_EXERCISES_:
1. Answer these questions using the passage on digital communication at work:
(a) What percentage of respondents say digital communication has transformed the way they work?
(b) In what year was Slack launched?
(c) Which organization does Bruce Elliott work for?
2. Reproduce the passage on digital communication at work from "Slack is one" up to and including "Towers Watson report.".
3. Write the next part of the passage on digital communication at work, picking up after its final sentence.
## START TEXT EXCERPT
A recent report by the World Economic Forum and Willis Towers Watson examined the implications digital communication is having on society — including the workplace. The data shows, not surprisingly, a significant impact.

Nearly 70% of participants agree that the use of digital communication for work-related purposes has already grown significantly, and that it will continue to do so in the future, the report finds. More than half of respondents (56%) say digital communication has transformed the way they work, and half say technology has improved the quality of their professional lives. Meanwhile, 41% say social media improves their work effectiveness.

Technology’s impact on work is so considerable that respondents to the survey rated digital media as having an even bigger positive effect on their work lives than on their private or public lives, with particular benefits to their ability to “find work, do work, develop professionally and collaborate with colleagues.”

“The impact [of technology in the workplace], as we saw in the study, is really significant,” Jesuthasan says. “It’s happening in a number of ways. Basically, we’re online anytime, anywhere today. We’re online for much longer than we’re asleep. The other key thing is that technology is not only changing the way we communicate, but it’s also changing our presence in the workplace.

“Fifteen years ago, we were all gathered in one place at one time for a set number of hours. We worked in a single location; we worked from 9 to 5; there was a lot of human interaction,” he says. “Technology has changed all that dramatically.”

Methods

It wasn’t that long ago that email was a cutting-edge innovation in workplace communication. Today, instant message systems, video chats and social media are also important pieces of the puzzle that make up the workplace digital revolution.

“Email is so yesterday today,” says Bruce Elliott, manager compensation and benefits at the Society for Human Resource Management. “Applications like Skype and social media platforms [are being embraced by employees and employers] because this is how millennials communicate and compare products, services and yes, even their benefits.”

Chat and messaging applications are increasingly being added to companies’ suite of communication applications, Elliott says.

Slack is one such tool. The messaging system, launched in 2013, allows users to start and import conversations, links, email and documents from programs like Google Docs and MailChimp. The messaging tool has become such a game-changer in workplace digital communications that it boasts about 1.7 million users, has been valued at nearly $3 billion and is used and embraced by companies such as Yelp, Airbnb and Buzzfeed. Its users claim to have cut email volume by almost half, improved transparency and offline culture significantly, and increased overall productivity by one-third, according to the Willis Towers Watson report.
## END TEXT EXCERPT
## START COLLECTED MATERIAL
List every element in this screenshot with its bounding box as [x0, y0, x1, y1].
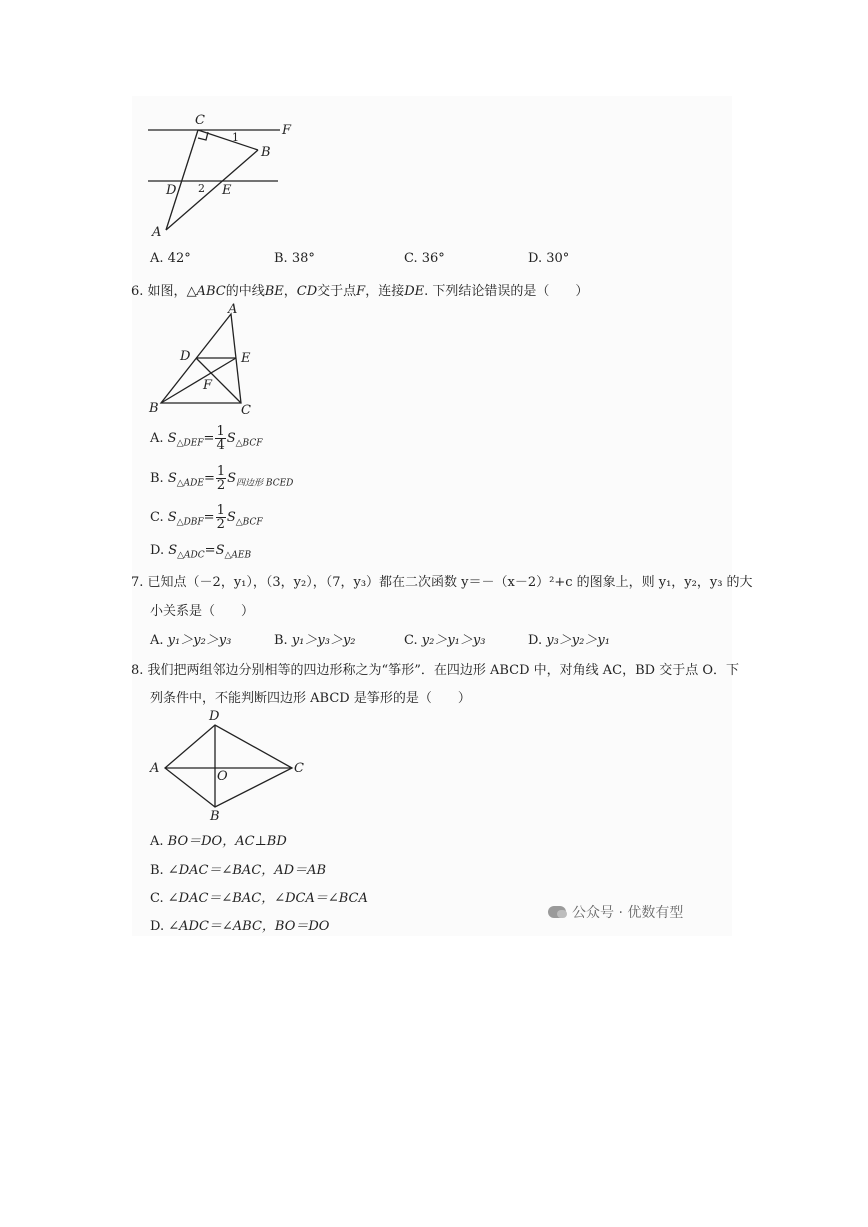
## END COLLECTED MATERIAL
_ANSWERS TO THE EXERCISE_:
1.
(a) 56%
(b) 2013
(c) The Society for Human Resource Management

2.
Slack is one such tool. The messaging system, launched in 2013, allows users to start and import conversations, links, email and documents from programs like Google Docs and MailChimp. The messaging tool has become such a game-changer in workplace digital communications that it boasts about 1.7 million users, has been valued at nearly $3 billion and is used and embraced by companies such as Yelp, Airbnb and Buzzfeed. Its users claim to have cut email volume by almost half, improved transparency and offline culture significantly, and increased overall productivity by one-third, according to the Willis Towers Watson report.

3.
Slack is not just a great tool for document management and a solution to the endless reply-all mentality of email — to alert someone specifically, you simply tag him or send a direct message — but it’s great for collaboration, especially for employees across multiple time zones, Jesuthasan says.

“[Slack] is a great example of literally re-creating the environment that those of us who are a little older are used to,” Jesuthasan says. “It creates the theme of an office in a virtual sense, and that is exceptionally powerful. As more and more work is distributed, people work from home, people work different hours, and this gives us the means to do that. The re-creation of a truly collaborative team environment is a real challenge for many companies, and Slack accomplishes a lot of that.”

Video applications such as Skype also are an extremely valuable method for boosting productivity and connecting colleagues, Jesuthasan says. Plus, of course, they save employers time and money. Rather than driving across town to meet with a consultant or flying out a job candidate for an interview, workers can have face-to-face meetings right on their laptops.

“Those things have gone a long way in improving productivity and keeping people connected,” Jesuthasan says. “You don’t think seeing someone would make that much of a difference, but it really does for engagement and connectivity.”

Social media, too, is an important piece of the puzzle. Whereas the medium was once considered to be a work distractor, it’s increasingly being embraced by employers and employees.

“Just take a look at today’s company’s intranets,” Elliott says. “Chances are there is some kind of social media application embedded in it for employees to cross-talk throughout the organization.”

Business-friendly social media platforms like Jive, Yammer, LinkedIn and Facebook at Work bring the best aspects of social media — collaboration, engagement and constant connectivity — into the workplace.

“Facebook at Work is really interesting,” Jesuthasan says. “It really helps with keeping people connected to what the organization is doing in terms of messaging; it takes away the formality of email; and it allows progressive organizations to reach employees. If they’re talking about benefit plans or new work arrangements or new policies, [it’s about] getting people engaged and connected with them in a more informal setting and in a way many more people are used to.”

Benefits communication slower to adopt

While new digital communication tools also present big opportunities for HR and benefits managers — digital brochures, chat applications and intranet websites can help get the word out about benefits, and social media platforms like Jive can be used to send targeted communications to employees — those workers have been slower to adopt such methods, research shows.

Though email is the second most popular way to educate employees on benefits, according to a survey by the International Foundation of Employee Benefit Plans, less than half of organizations have tried nontraditional benefits communication platforms like video (29%), social media (23%), texts (10%), robocalls (9%) or games (7%).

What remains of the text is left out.